▶ **What the exercise asks**
Omit every picture and output the rest of the records exactly as they are.

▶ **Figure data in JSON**
-- START --
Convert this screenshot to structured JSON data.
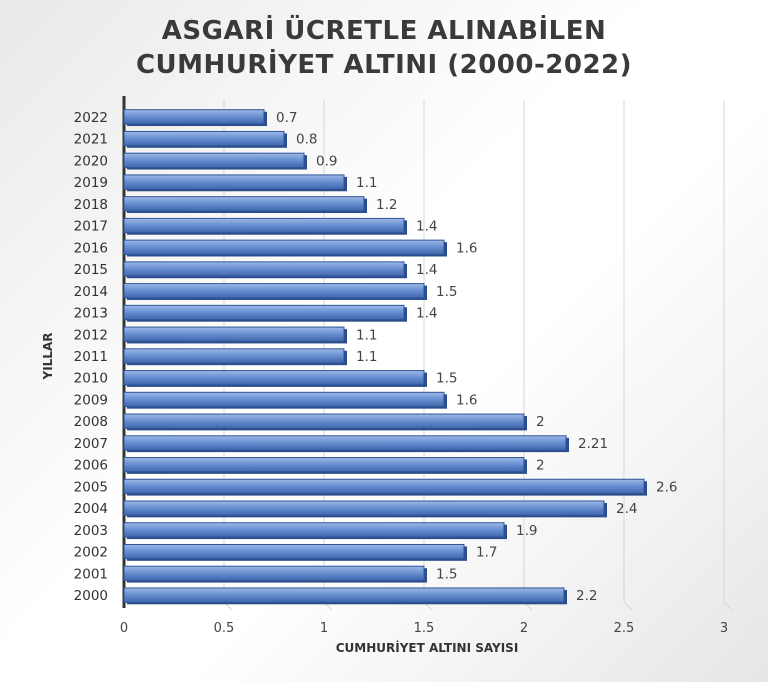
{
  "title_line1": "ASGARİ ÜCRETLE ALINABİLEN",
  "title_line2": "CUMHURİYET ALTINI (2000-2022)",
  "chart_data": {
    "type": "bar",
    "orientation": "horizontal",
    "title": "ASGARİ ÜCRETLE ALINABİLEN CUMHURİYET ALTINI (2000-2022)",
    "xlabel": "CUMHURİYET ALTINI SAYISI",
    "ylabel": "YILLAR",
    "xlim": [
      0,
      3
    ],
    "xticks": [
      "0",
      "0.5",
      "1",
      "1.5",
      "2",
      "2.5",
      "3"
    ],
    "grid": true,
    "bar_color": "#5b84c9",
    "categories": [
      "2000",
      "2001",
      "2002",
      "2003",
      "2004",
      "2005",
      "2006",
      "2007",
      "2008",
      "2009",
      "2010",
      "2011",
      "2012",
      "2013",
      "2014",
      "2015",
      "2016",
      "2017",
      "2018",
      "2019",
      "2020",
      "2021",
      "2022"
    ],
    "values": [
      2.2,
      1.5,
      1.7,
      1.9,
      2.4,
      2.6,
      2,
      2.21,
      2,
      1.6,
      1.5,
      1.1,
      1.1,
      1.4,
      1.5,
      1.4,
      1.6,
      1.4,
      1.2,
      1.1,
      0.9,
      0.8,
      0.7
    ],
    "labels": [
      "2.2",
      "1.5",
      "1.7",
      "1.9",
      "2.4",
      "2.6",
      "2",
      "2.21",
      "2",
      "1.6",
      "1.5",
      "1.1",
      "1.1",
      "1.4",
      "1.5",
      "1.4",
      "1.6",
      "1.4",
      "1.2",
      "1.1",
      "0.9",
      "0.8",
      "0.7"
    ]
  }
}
-- END --
▶ **Finished answer**
Convert this screenshot to structured JSON data.
{
  "title_line1": "ASGARİ ÜCRETLE ALINABİLEN",
  "title_line2": "CUMHURİYET ALTINI (2000-2022)",
  "chart_data": {
    "type": "bar",
    "orientation": "horizontal",
    "title": "ASGARİ ÜCRETLE ALINABİLEN CUMHURİYET ALTINI (2000-2022)",
    "xlabel": "CUMHURİYET ALTINI SAYISI",
    "ylabel": "YILLAR",
    "xlim": [
      0,
      3
    ],
    "xticks": [
      "0",
      "0.5",
      "1",
      "1.5",
      "2",
      "2.5",
      "3"
    ],
    "grid": true,
    "bar_color": "#5b84c9",
    "categories": [
      "2000",
      "2001",
      "2002",
      "2003",
      "2004",
      "2005",
      "2006",
      "2007",
      "2008",
      "2009",
      "2010",
      "2011",
      "2012",
      "2013",
      "2014",
      "2015",
      "2016",
      "2017",
      "2018",
      "2019",
      "2020",
      "2021",
      "2022"
    ],
    "values": [
      2.2,
      1.5,
      1.7,
      1.9,
      2.4,
      2.6,
      2,
      2.21,
      2,
      1.6,
      1.5,
      1.1,
      1.1,
      1.4,
      1.5,
      1.4,
      1.6,
      1.4,
      1.2,
      1.1,
      0.9,
      0.8,
      0.7
    ],
    "labels": [
      "2.2",
      "1.5",
      "1.7",
      "1.9",
      "2.4",
      "2.6",
      "2",
      "2.21",
      "2",
      "1.6",
      "1.5",
      "1.1",
      "1.1",
      "1.4",
      "1.5",
      "1.4",
      "1.6",
      "1.4",
      "1.2",
      "1.1",
      "0.9",
      "0.8",
      "0.7"
    ]
  }
}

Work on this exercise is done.